**STATED PROBLEM**
Write out each line in which the string "name" is present.

**TASK MATERIAL**
——————

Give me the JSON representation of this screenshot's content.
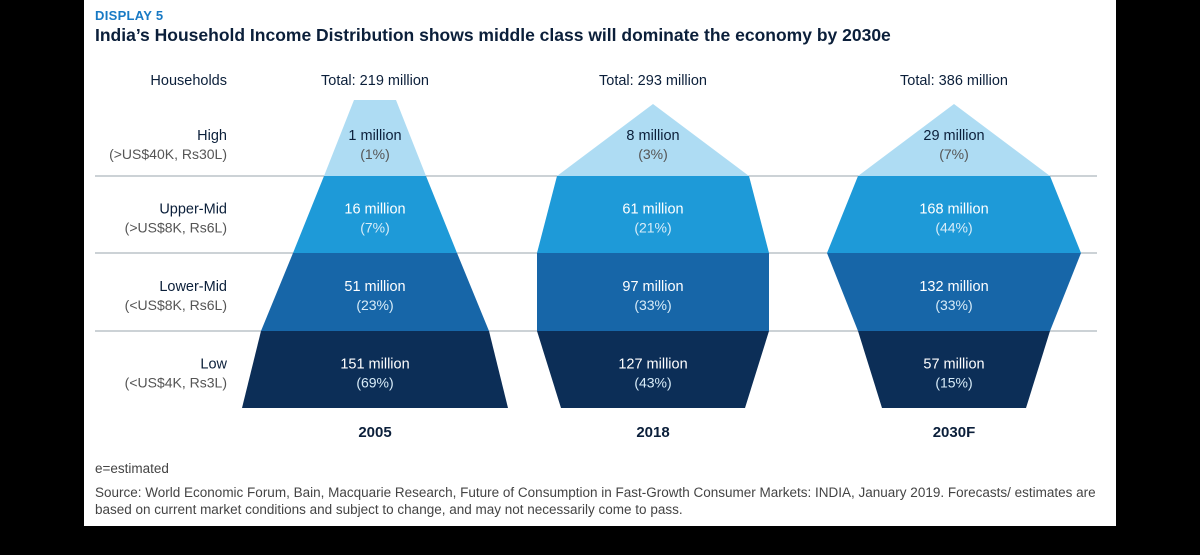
{
  "header": {
    "display_label": "DISPLAY 5",
    "title": "India’s Household Income Distribution shows middle class will dominate the economy by 2030e"
  },
  "colors": {
    "high": "#aedcf3",
    "upper_mid": "#1e9ad8",
    "lower_mid": "#1766a8",
    "low": "#0c2e57",
    "grid": "#9aa4ae",
    "text_dark": "#0b1f3a",
    "text_grey": "#555555"
  },
  "chart_data": {
    "type": "table",
    "row_header": "Households",
    "rows": [
      {
        "name": "High",
        "note": "(>US$40K, Rs30L)"
      },
      {
        "name": "Upper-Mid",
        "note": "(>US$8K, Rs6L)"
      },
      {
        "name": "Lower-Mid",
        "note": "(<US$8K, Rs6L)"
      },
      {
        "name": "Low",
        "note": "(<US$4K, Rs3L)"
      }
    ],
    "columns": [
      {
        "year": "2005",
        "total": "Total: 219 million",
        "values": [
          "1 million",
          "16 million",
          "51 million",
          "151 million"
        ],
        "shares": [
          "(1%)",
          "(7%)",
          "(23%)",
          "(69%)"
        ]
      },
      {
        "year": "2018",
        "total": "Total: 293 million",
        "values": [
          "8 million",
          "61 million",
          "97 million",
          "127 million"
        ],
        "shares": [
          "(3%)",
          "(21%)",
          "(33%)",
          "(43%)"
        ]
      },
      {
        "year": "2030F",
        "total": "Total: 386 million",
        "values": [
          "29 million",
          "168 million",
          "132 million",
          "57 million"
        ],
        "shares": [
          "(7%)",
          "(44%)",
          "(33%)",
          "(15%)"
        ]
      }
    ]
  },
  "footer": {
    "footnote": "e=estimated",
    "source": "Source: World Economic Forum, Bain, Macquarie Research, Future of Consumption in Fast-Growth Consumer Markets: INDIA, January 2019. Forecasts/ estimates are based on current market conditions and subject to change, and may not necessarily come to pass."
  }
}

——————

**REPLY TO THE TASK**
        "name": "High",
        "name": "Upper-Mid",
        "name": "Lower-Mid",
        "name": "Low",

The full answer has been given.